The exercise: The answer is the line with "Transcribe this image's" and every line after it to the end of the listing, retyped exactly. Pictures do not belong in it.

>> start Materials provided

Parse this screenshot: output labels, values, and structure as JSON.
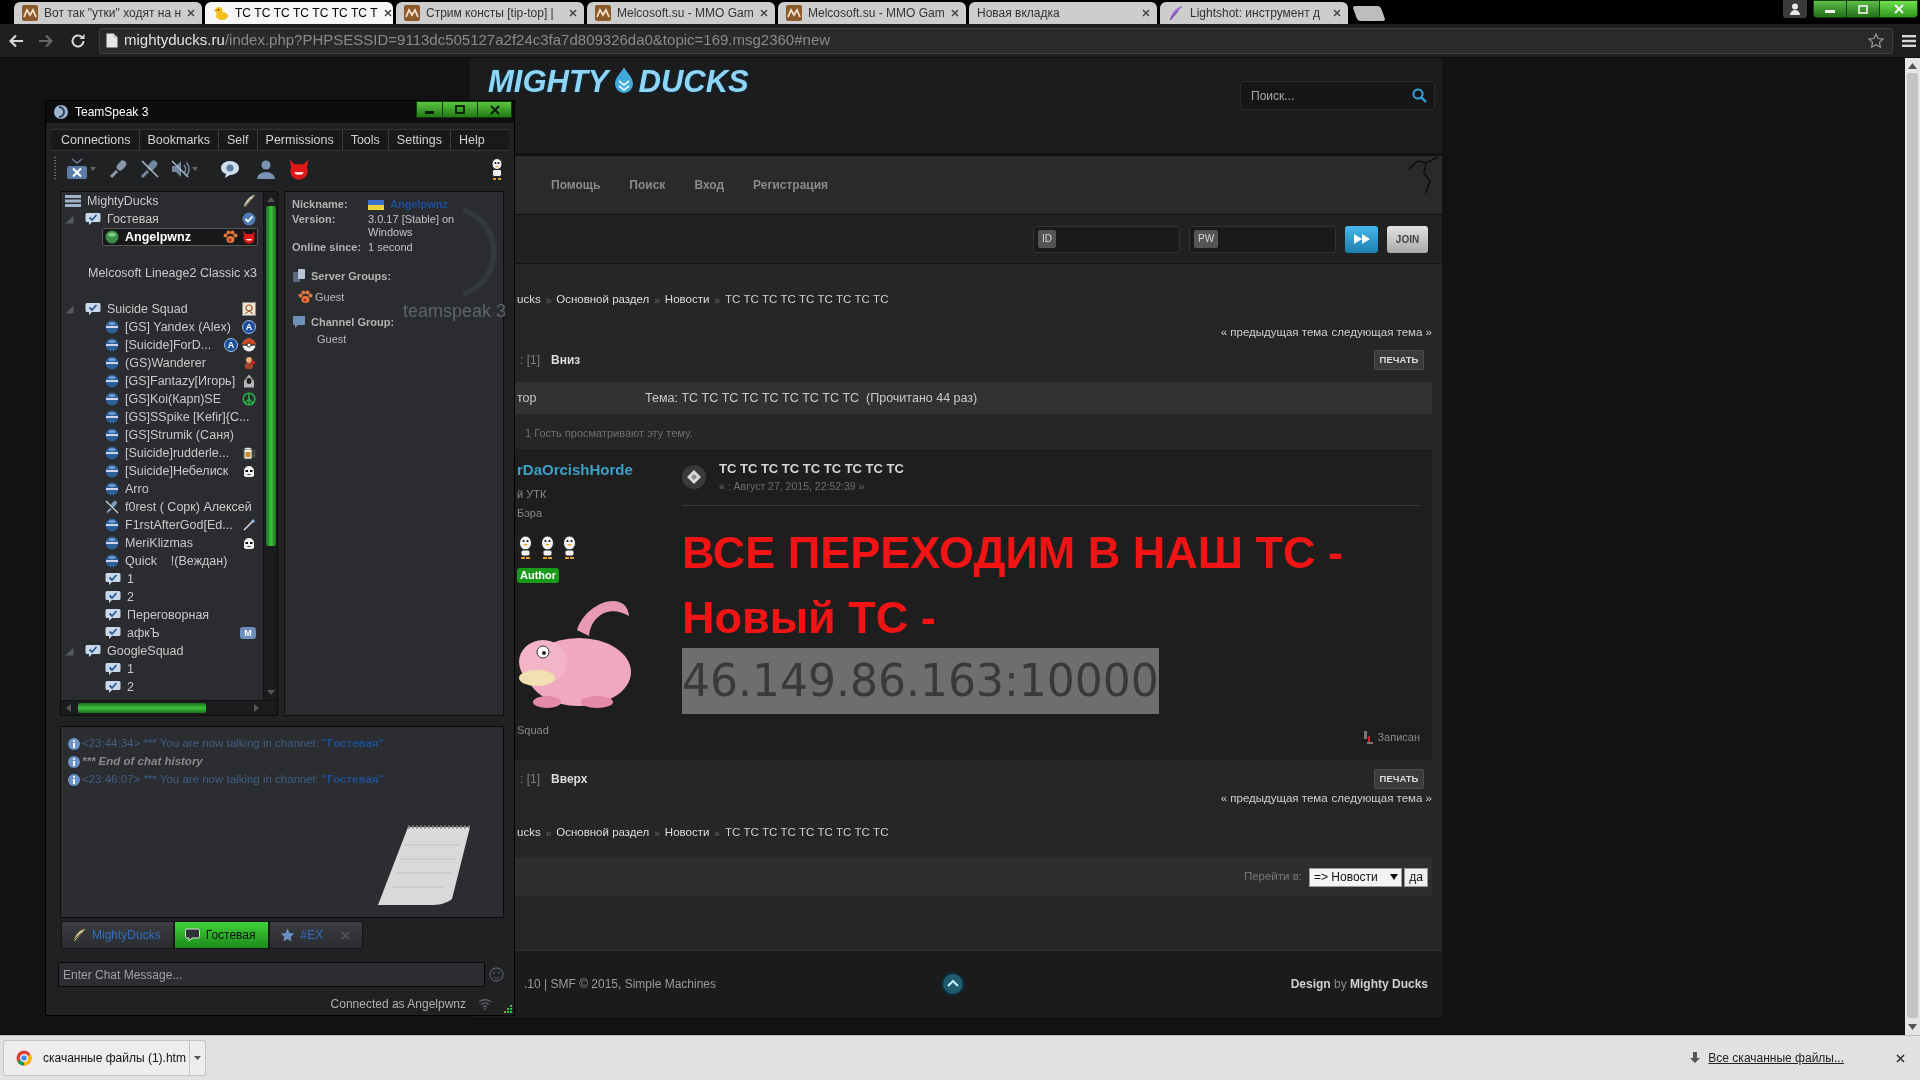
{
  "browser": {
    "tabs": [
      {
        "title": "Вот так \"утки\" ходят на н",
        "kind": "site",
        "selected": false
      },
      {
        "title": "ТС ТС ТС ТС ТС ТС ТС Т",
        "kind": "duck",
        "selected": true
      },
      {
        "title": "Стрим консты [tip-top] |",
        "kind": "site",
        "selected": false
      },
      {
        "title": "Melcosoft.su - MMO Gam",
        "kind": "site",
        "selected": false
      },
      {
        "title": "Melcosoft.su - MMO Gam",
        "kind": "site",
        "selected": false
      },
      {
        "title": "Новая вкладка",
        "kind": "blank",
        "selected": false
      },
      {
        "title": "Lightshot: инструмент д",
        "kind": "feather",
        "selected": false
      }
    ],
    "address": {
      "host": "mightyducks.ru",
      "path": "/index.php?PHPSESSID=9113dc505127a2f24c3fa7d809326da0&topic=169.msg2360#new"
    }
  },
  "teamspeak": {
    "title": "TeamSpeak 3",
    "menu": [
      "Connections",
      "Bookmarks",
      "Self",
      "Permissions",
      "Tools",
      "Settings",
      "Help"
    ],
    "tree": [
      {
        "label": "MightyDucks",
        "kind": "server",
        "selected": false,
        "badges": [
          {
            "kind": "quill"
          }
        ],
        "children": [
          {
            "label": "Гостевая",
            "kind": "channel",
            "selected": false,
            "expanded": true,
            "badges": [
              {
                "kind": "check"
              }
            ],
            "children": [
              {
                "label": "Angelpwnz",
                "kind": "client",
                "active": true,
                "muted": false,
                "selected": true,
                "badges": [
                  {
                    "kind": "paw"
                  },
                  {
                    "kind": "devil"
                  }
                ]
              }
            ]
          },
          {
            "label": "Melcosoft Lineage2 Classic x3",
            "kind": "spacer",
            "selected": false
          },
          {
            "label": "Suicide Squad",
            "kind": "channel",
            "selected": false,
            "expanded": true,
            "badges": [
              {
                "kind": "picture"
              }
            ],
            "children": [
              {
                "label": "[GS] Yandex (Alex)",
                "kind": "client",
                "active": false,
                "muted": false,
                "selected": false,
                "badges": [
                  {
                    "kind": "letter",
                    "text": "A"
                  }
                ]
              },
              {
                "label": "[Suicide]ForD...",
                "kind": "client",
                "active": false,
                "muted": false,
                "selected": false,
                "badges": [
                  {
                    "kind": "letter",
                    "text": "A"
                  },
                  {
                    "kind": "ball"
                  }
                ]
              },
              {
                "label": "(GS)Wanderer",
                "kind": "client",
                "active": false,
                "muted": false,
                "selected": false,
                "badges": [
                  {
                    "kind": "character"
                  }
                ]
              },
              {
                "label": "[GS]Fantazy[Игорь]",
                "kind": "client",
                "active": false,
                "muted": false,
                "selected": false,
                "badges": [
                  {
                    "kind": "hood"
                  }
                ]
              },
              {
                "label": "[GS]Koi(Карп)SE",
                "kind": "client",
                "active": false,
                "muted": false,
                "selected": false,
                "badges": [
                  {
                    "kind": "peace"
                  }
                ]
              },
              {
                "label": "[GS]SSpike [Kefir]{C...",
                "kind": "client",
                "active": false,
                "muted": false,
                "selected": false
              },
              {
                "label": "[GS]Strumik (Саня)",
                "kind": "client",
                "active": false,
                "muted": false,
                "selected": false
              },
              {
                "label": "[Suicide]rudderle...",
                "kind": "client",
                "active": false,
                "muted": false,
                "selected": false,
                "badges": [
                  {
                    "kind": "mug"
                  }
                ]
              },
              {
                "label": "[Suicide]Небелиск",
                "kind": "client",
                "active": false,
                "muted": false,
                "selected": false,
                "badges": [
                  {
                    "kind": "trooper"
                  }
                ]
              },
              {
                "label": "Arro",
                "kind": "client",
                "active": false,
                "muted": false,
                "selected": false
              },
              {
                "label": "f0rest ( Сорк) Алексей",
                "kind": "client",
                "active": false,
                "muted": true,
                "selected": false
              },
              {
                "label": "F1rstAfterGod[Ed...",
                "kind": "client",
                "active": false,
                "muted": false,
                "selected": false,
                "badges": [
                  {
                    "kind": "wand"
                  }
                ]
              },
              {
                "label": "MeriKlizmas",
                "kind": "client",
                "active": false,
                "muted": false,
                "selected": false,
                "badges": [
                  {
                    "kind": "trooper"
                  }
                ]
              },
              {
                "label": "Quick    !(Веждан)",
                "kind": "client",
                "active": false,
                "muted": false,
                "selected": false
              },
              {
                "label": "1",
                "kind": "channel",
                "selected": false
              },
              {
                "label": "2",
                "kind": "channel",
                "selected": false
              },
              {
                "label": "Переговорная",
                "kind": "channel",
                "selected": false
              },
              {
                "label": "афкЪ",
                "kind": "channel",
                "selected": false,
                "badges": [
                  {
                    "kind": "tag",
                    "text": "M"
                  }
                ]
              }
            ]
          },
          {
            "label": "GoogleSquad",
            "kind": "channel",
            "selected": false,
            "expanded": true,
            "children": [
              {
                "label": "1",
                "kind": "channel",
                "selected": false
              },
              {
                "label": "2",
                "kind": "channel",
                "selected": false
              }
            ]
          }
        ]
      }
    ],
    "info": {
      "nickname": {
        "label": "Nickname:",
        "value": "Angelpwnz"
      },
      "version": {
        "label": "Version:",
        "value": "3.0.17 [Stable] on Windows"
      },
      "online": {
        "label": "Online since:",
        "value": "1 second"
      },
      "server_groups": {
        "label": "Server Groups:",
        "items": [
          "Guest"
        ]
      },
      "channel_group": {
        "label": "Channel Group:",
        "value": "Guest"
      },
      "logo": "teamspeak 3"
    },
    "chat": {
      "messages": [
        {
          "kind": "notice",
          "time": "<23:44:34>",
          "text": "*** You are now talking in channel:",
          "channel": "\"Гостевая\""
        },
        {
          "kind": "history",
          "text": "*** End of chat history"
        },
        {
          "kind": "notice",
          "time": "<23:46:07>",
          "text": "*** You are now talking in channel:",
          "channel": "\"Гостевая\""
        }
      ],
      "tabs": [
        {
          "label": "MightyDucks",
          "kind": "server",
          "selected": false
        },
        {
          "label": "Гостевая",
          "kind": "channel",
          "selected": true
        },
        {
          "label": "#EX",
          "kind": "private",
          "selected": false
        }
      ],
      "input": {
        "placeholder": "Enter Chat Message..."
      },
      "status": "Connected as Angelpwnz"
    }
  },
  "forum": {
    "logo": {
      "left": "MIGHTY",
      "right": "DUCKS"
    },
    "search": {
      "placeholder": "Поиск..."
    },
    "nav": [
      "Помощь",
      "Поиск",
      "Вход",
      "Регистрация"
    ],
    "login": {
      "id_label": "ID",
      "pw_label": "PW",
      "join": "JOIN"
    },
    "breadcrumb_top": {
      "separator": "»",
      "items": [
        "ucks",
        "Основной раздел",
        "Новости",
        "ТС ТС ТС ТС ТС ТС ТС ТС ТС"
      ]
    },
    "topic_nav_top": {
      "prev": "« предыдущая тема",
      "next": "следующая тема »"
    },
    "pages_top": {
      "label": ": [1]",
      "jump": "Вниз",
      "print": "ПЕЧАТЬ"
    },
    "topic_header": {
      "author": "тор",
      "topic": "Тема: ТС ТС ТС ТС ТС ТС ТС ТС ТС  (Прочитано 44 раз)"
    },
    "viewers": "1 Гость просматривают эту тему.",
    "post": {
      "author": "rDaOrcishHorde",
      "rank": "й УТК",
      "group": "Бэра",
      "stars": 3,
      "badge": "Author",
      "team": "Squad",
      "title": "ТС ТС ТС ТС ТС ТС ТС ТС ТС",
      "date": "« : Август 27, 2015, 22:52:39 »",
      "body": [
        "ВСЕ ПЕРЕХОДИМ В НАШ ТС -",
        "Новый ТС -"
      ],
      "address": "46.149.86.163:10000",
      "logged": "Записан"
    },
    "pages_bottom": {
      "label": ": [1]",
      "jump": "Вверх",
      "print": "ПЕЧАТЬ"
    },
    "topic_nav_bottom": {
      "prev": "« предыдущая тема",
      "next": "следующая тема »"
    },
    "breadcrumb_bottom": {
      "separator": "»",
      "items": [
        "ucks",
        "Основной раздел",
        "Новости",
        "ТС ТС ТС ТС ТС ТС ТС ТС ТС"
      ]
    },
    "jump": {
      "label": "Перейти в:",
      "value": "=> Новости",
      "go": "да"
    },
    "footer": {
      "copyright": ".10 | SMF © 2015, Simple Machines",
      "design": "**Design** by **Mighty Ducks**"
    }
  },
  "downloads": {
    "file": "скачанные файлы (1).htm",
    "all": "Все скачанные файлы..."
  }
}
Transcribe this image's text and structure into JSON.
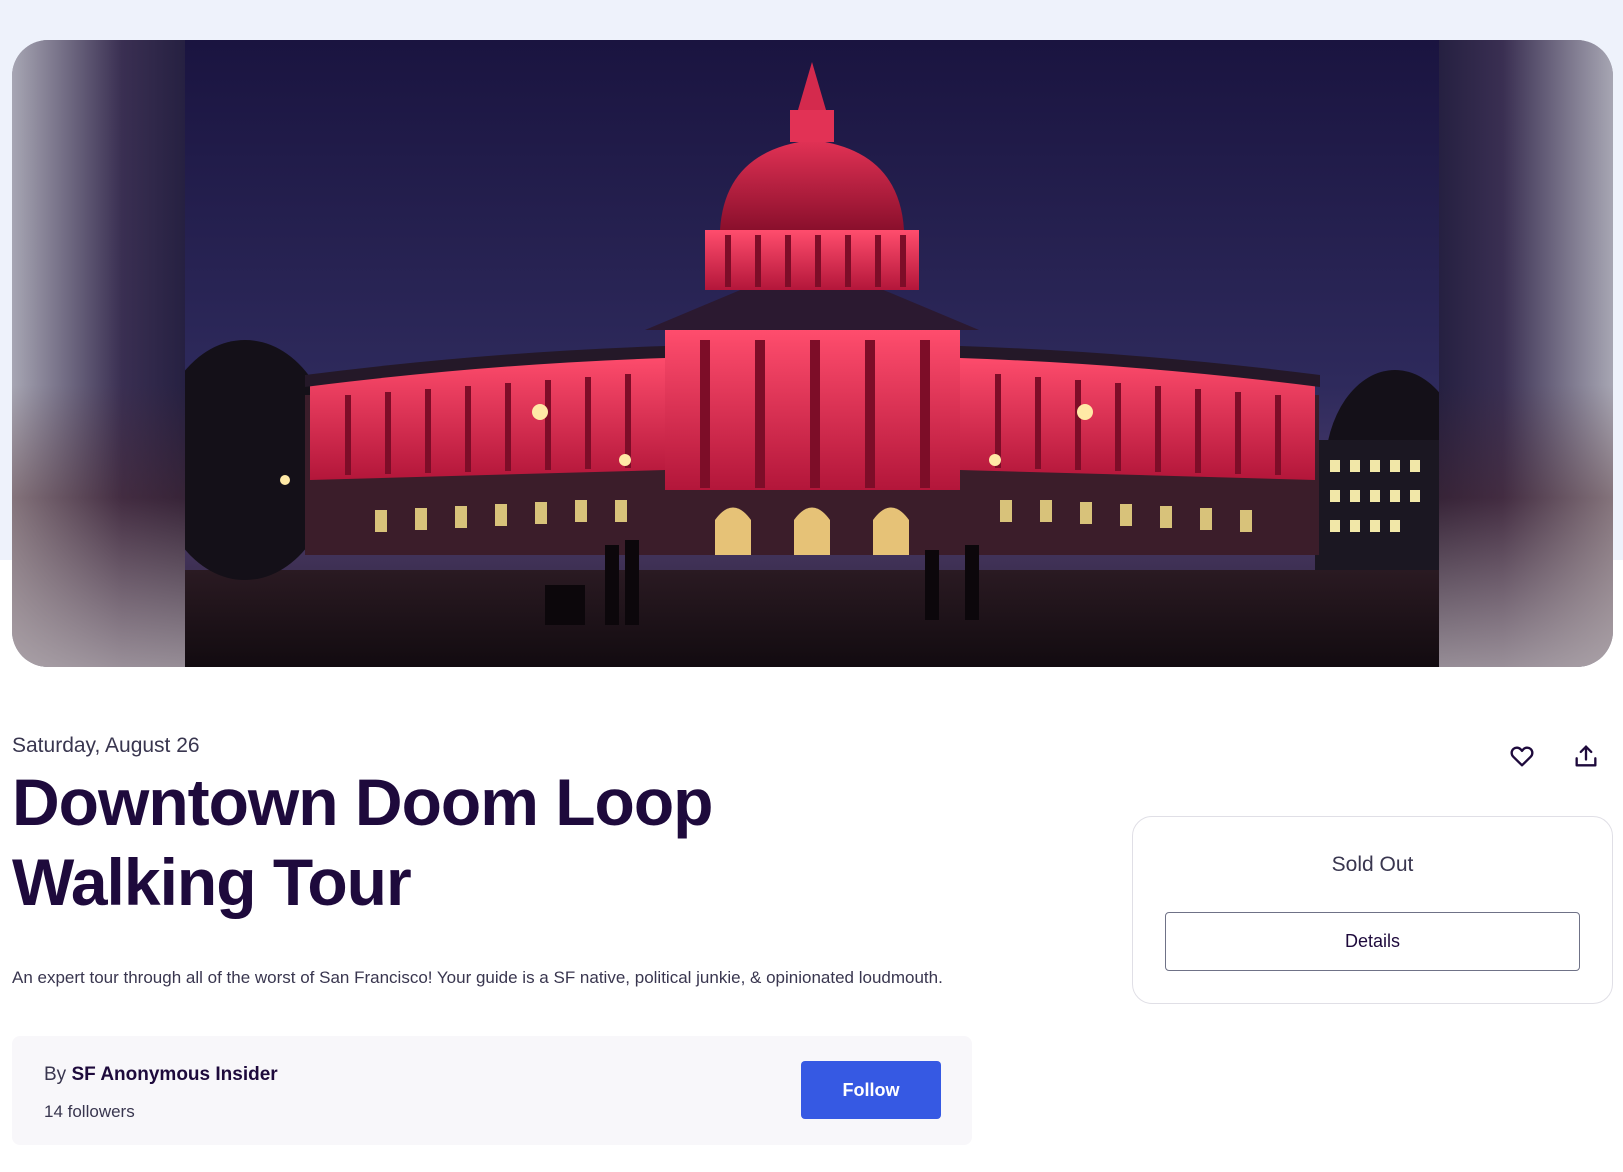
{
  "event": {
    "date": "Saturday, August 26",
    "title": "Downtown Doom Loop Walking Tour",
    "summary": "An expert tour through all of the worst of San Francisco! Your guide is a SF native, political junkie, & opinionated loudmouth."
  },
  "organizer": {
    "by_prefix": "By",
    "name": "SF Anonymous Insider",
    "followers": "14 followers",
    "follow_label": "Follow"
  },
  "actions": {
    "like_icon": "heart-icon",
    "share_icon": "share-upload-icon"
  },
  "ticket": {
    "status": "Sold Out",
    "details_label": "Details"
  },
  "colors": {
    "primary_text": "#1e0a3c",
    "secondary_text": "#39364f",
    "follow_button": "#3659e3",
    "hero_tint": "#eef2fb"
  }
}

>> end Materials provided

Solution for this problem:
Transcribe this image's text and structure into JSON.
{
  "event": {
    "date": "Saturday, August 26",
    "title": "Downtown Doom Loop Walking Tour",
    "summary": "An expert tour through all of the worst of San Francisco! Your guide is a SF native, political junkie, & opinionated loudmouth."
  },
  "organizer": {
    "by_prefix": "By",
    "name": "SF Anonymous Insider",
    "followers": "14 followers",
    "follow_label": "Follow"
  },
  "actions": {
    "like_icon": "heart-icon",
    "share_icon": "share-upload-icon"
  },
  "ticket": {
    "status": "Sold Out",
    "details_label": "Details"
  },
  "colors": {
    "primary_text": "#1e0a3c",
    "secondary_text": "#39364f",
    "follow_button": "#3659e3",
    "hero_tint": "#eef2fb"
  }
}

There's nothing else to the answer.